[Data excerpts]
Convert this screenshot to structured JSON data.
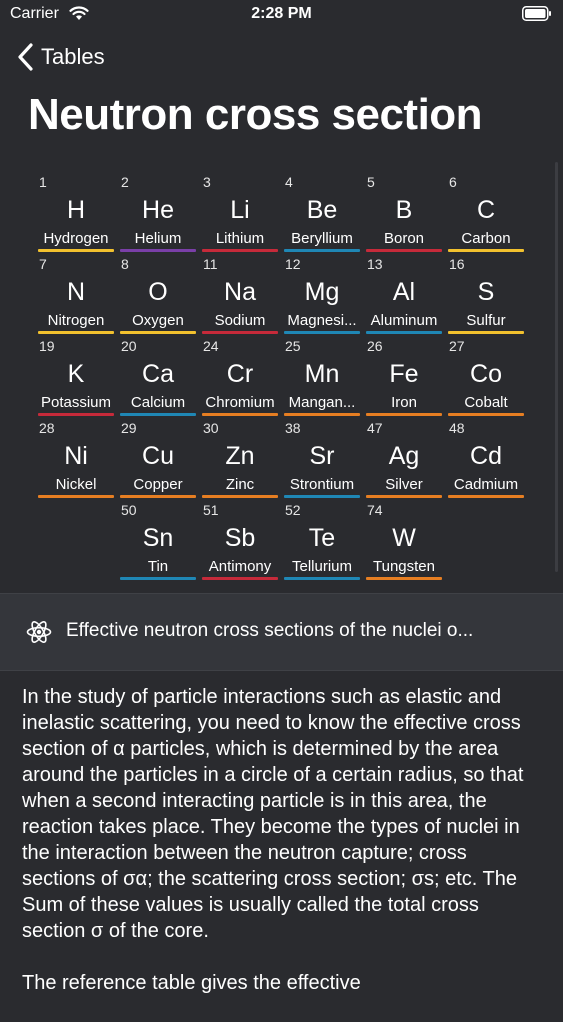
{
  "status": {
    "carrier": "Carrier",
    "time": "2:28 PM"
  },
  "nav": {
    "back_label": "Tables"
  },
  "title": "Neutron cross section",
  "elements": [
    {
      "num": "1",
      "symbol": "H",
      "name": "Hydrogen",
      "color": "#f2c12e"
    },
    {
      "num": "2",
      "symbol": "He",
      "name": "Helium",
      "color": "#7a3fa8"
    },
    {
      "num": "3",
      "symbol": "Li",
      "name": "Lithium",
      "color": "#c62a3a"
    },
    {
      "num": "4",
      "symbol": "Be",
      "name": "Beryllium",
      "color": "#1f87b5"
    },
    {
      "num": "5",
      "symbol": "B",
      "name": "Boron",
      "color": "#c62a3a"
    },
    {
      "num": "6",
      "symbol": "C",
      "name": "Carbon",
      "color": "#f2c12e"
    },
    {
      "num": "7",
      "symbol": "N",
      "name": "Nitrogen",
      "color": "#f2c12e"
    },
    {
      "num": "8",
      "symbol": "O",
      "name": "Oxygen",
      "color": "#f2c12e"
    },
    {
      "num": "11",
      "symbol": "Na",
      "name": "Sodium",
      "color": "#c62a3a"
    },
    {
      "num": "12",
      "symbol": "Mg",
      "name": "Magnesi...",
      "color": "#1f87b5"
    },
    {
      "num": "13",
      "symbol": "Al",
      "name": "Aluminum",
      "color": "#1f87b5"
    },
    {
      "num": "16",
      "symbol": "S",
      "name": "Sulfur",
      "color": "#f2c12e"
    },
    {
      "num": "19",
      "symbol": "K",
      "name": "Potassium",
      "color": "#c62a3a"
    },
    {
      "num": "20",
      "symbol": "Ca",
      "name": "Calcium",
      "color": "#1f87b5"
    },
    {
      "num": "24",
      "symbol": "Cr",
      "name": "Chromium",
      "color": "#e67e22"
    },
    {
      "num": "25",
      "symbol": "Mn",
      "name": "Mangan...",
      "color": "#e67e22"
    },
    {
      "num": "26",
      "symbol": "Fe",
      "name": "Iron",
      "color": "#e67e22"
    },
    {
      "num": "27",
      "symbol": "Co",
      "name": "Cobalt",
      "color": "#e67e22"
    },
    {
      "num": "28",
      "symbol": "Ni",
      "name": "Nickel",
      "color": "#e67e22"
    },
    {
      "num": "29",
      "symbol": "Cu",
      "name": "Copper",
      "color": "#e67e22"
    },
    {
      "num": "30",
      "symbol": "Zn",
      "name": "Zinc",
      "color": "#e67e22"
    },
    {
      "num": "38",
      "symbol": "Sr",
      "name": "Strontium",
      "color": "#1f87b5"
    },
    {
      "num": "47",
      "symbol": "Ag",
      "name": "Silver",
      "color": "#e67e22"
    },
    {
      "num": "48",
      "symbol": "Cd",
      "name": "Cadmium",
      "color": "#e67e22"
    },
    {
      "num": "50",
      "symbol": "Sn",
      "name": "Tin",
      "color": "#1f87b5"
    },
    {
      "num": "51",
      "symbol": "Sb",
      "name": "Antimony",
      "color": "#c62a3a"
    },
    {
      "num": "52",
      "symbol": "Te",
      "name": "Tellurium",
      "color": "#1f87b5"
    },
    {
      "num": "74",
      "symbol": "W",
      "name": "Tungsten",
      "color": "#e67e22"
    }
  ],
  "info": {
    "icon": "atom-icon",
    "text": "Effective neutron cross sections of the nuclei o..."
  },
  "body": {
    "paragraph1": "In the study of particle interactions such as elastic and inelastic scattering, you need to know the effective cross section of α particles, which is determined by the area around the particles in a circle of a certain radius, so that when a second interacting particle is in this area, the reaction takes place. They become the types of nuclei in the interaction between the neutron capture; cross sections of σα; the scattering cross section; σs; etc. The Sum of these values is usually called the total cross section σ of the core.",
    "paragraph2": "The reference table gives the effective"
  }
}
...
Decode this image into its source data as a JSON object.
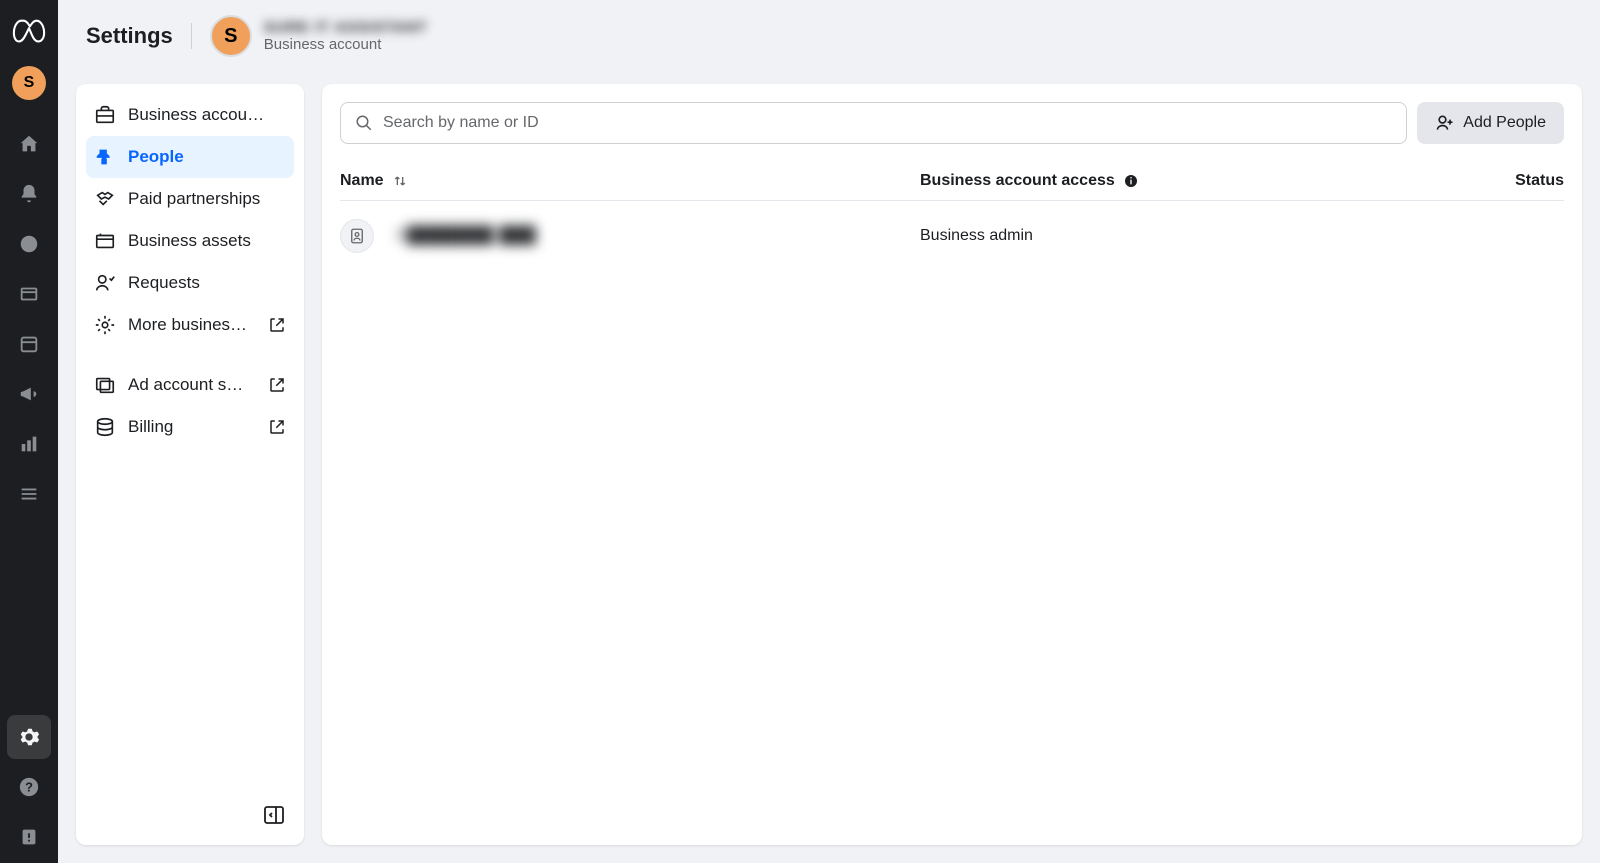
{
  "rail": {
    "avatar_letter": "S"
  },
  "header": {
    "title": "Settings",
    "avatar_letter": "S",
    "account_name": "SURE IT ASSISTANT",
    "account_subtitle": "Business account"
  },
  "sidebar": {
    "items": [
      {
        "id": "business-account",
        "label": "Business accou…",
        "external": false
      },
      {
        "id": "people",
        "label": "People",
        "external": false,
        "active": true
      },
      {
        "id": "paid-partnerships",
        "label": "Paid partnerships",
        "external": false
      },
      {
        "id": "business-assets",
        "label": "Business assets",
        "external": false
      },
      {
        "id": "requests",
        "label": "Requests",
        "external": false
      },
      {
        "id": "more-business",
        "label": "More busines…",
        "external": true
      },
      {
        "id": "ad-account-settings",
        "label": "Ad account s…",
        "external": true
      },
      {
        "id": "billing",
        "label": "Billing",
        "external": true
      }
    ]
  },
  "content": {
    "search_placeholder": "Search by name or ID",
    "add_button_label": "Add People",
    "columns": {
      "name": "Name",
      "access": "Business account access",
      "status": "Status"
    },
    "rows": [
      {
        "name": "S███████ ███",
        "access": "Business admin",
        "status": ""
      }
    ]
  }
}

• Exercise directions:
State, as a number only, how many lines in the entries include "cross".

• Solution to this task:
3